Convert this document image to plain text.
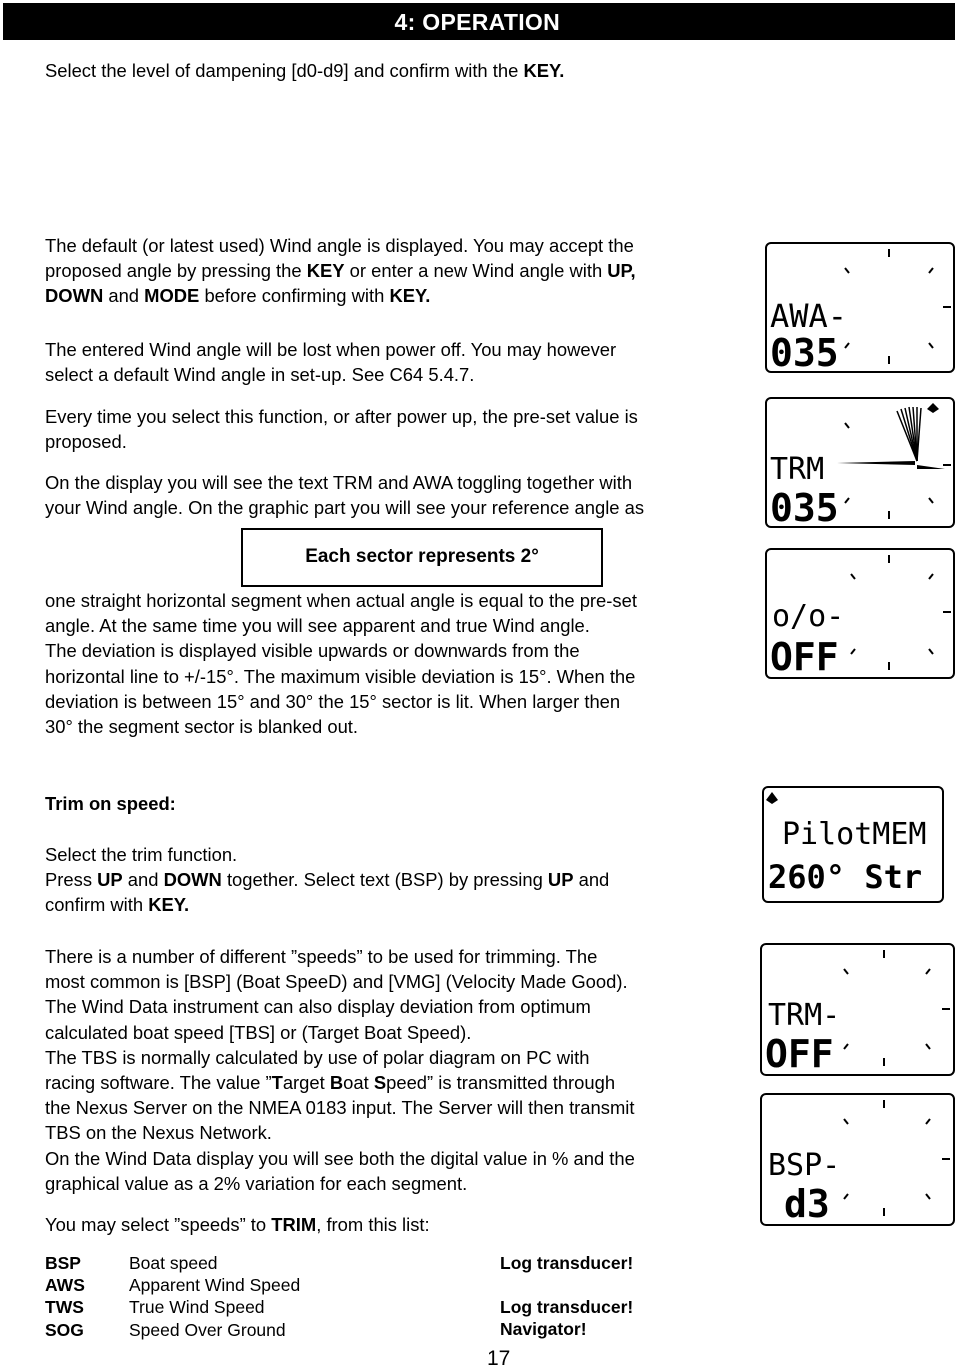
4: OPERATION
Select the level of dampening [d0-d9] and confirm with the KEY.
The default (or latest used) Wind angle is displayed. You may accept the
proposed angle by pressing the KEY or enter a new Wind angle with UP,
DOWN and MODE before confirming with KEY.
The entered Wind angle will be lost when power off. You may however
select a default Wind angle in set-up. See C64 5.4.7.
Every time you select this function, or after power up, the pre-set value is
proposed.
On the display you will see the text TRM and AWA toggling together with
your Wind angle. On the graphic part you will see your reference angle as
Each sector represents 2°
one straight horizontal segment when actual angle is equal to the pre-set
angle. At the same time you will see apparent and true Wind angle.
The deviation is displayed visible upwards or downwards from the
horizontal line to +/-15°. The maximum visible deviation is 15°. When the
deviation is between 15° and 30° the 15° sector is lit. When larger then
30° the segment sector is blanked out.
Trim on speed:
Select the trim function.
Press UP and DOWN together. Select text (BSP) by pressing UP and
confirm with KEY.
There is a number of different ”speeds” to be used for trimming. The
most common is [BSP] (Boat SpeeD) and [VMG] (Velocity Made Good).
The Wind Data instrument can also display deviation from optimum
calculated boat speed [TBS] or (Target Boat Speed).
The TBS is normally calculated by use of polar diagram on PC with
racing software. The value ”Target Boat Speed” is transmitted through
the Nexus Server on the NMEA 0183 input. The Server will then transmit
TBS on the Nexus Network.
On the Wind Data display you will see both the digital value in % and the
graphical value as a 2% variation for each segment.
You may select ”speeds” to TRIM, from this list:
BSP
AWS
TWS
SOG
Boat speed
Apparent Wind Speed
True Wind Speed
Speed Over Ground
Log transducer!
Log transducer!
Navigator!
AWA-
035
TRM
035
o/o-
OFF
PilotMEM
260° Str
TRM-
OFF
BSP-
d3
17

■ **Stated task**
Copy the entries above faithfully and omit every image.

■ **Written answer**
Convert this document image to plain text.
4: OPERATION
Select the level of dampening [d0-d9] and confirm with the KEY.
The default (or latest used) Wind angle is displayed. You may accept the
proposed angle by pressing the KEY or enter a new Wind angle with UP,
DOWN and MODE before confirming with KEY.
The entered Wind angle will be lost when power off. You may however
select a default Wind angle in set-up. See C64 5.4.7.
Every time you select this function, or after power up, the pre-set value is
proposed.
On the display you will see the text TRM and AWA toggling together with
your Wind angle. On the graphic part you will see your reference angle as
Each sector represents 2°
one straight horizontal segment when actual angle is equal to the pre-set
angle. At the same time you will see apparent and true Wind angle.
The deviation is displayed visible upwards or downwards from the
horizontal line to +/-15°. The maximum visible deviation is 15°. When the
deviation is between 15° and 30° the 15° sector is lit. When larger then
30° the segment sector is blanked out.
Trim on speed:
Select the trim function.
Press UP and DOWN together. Select text (BSP) by pressing UP and
confirm with KEY.
There is a number of different ”speeds” to be used for trimming. The
most common is [BSP] (Boat SpeeD) and [VMG] (Velocity Made Good).
The Wind Data instrument can also display deviation from optimum
calculated boat speed [TBS] or (Target Boat Speed).
The TBS is normally calculated by use of polar diagram on PC with
racing software. The value ”Target Boat Speed” is transmitted through
the Nexus Server on the NMEA 0183 input. The Server will then transmit
TBS on the Nexus Network.
On the Wind Data display you will see both the digital value in % and the
graphical value as a 2% variation for each segment.
You may select ”speeds” to TRIM, from this list:
BSP
AWS
TWS
SOG
Boat speed
Apparent Wind Speed
True Wind Speed
Speed Over Ground
Log transducer!
Log transducer!
Navigator!
AWA-
035
TRM
035
o/o-
OFF
PilotMEM
260° Str
TRM-
OFF
BSP-
d3
17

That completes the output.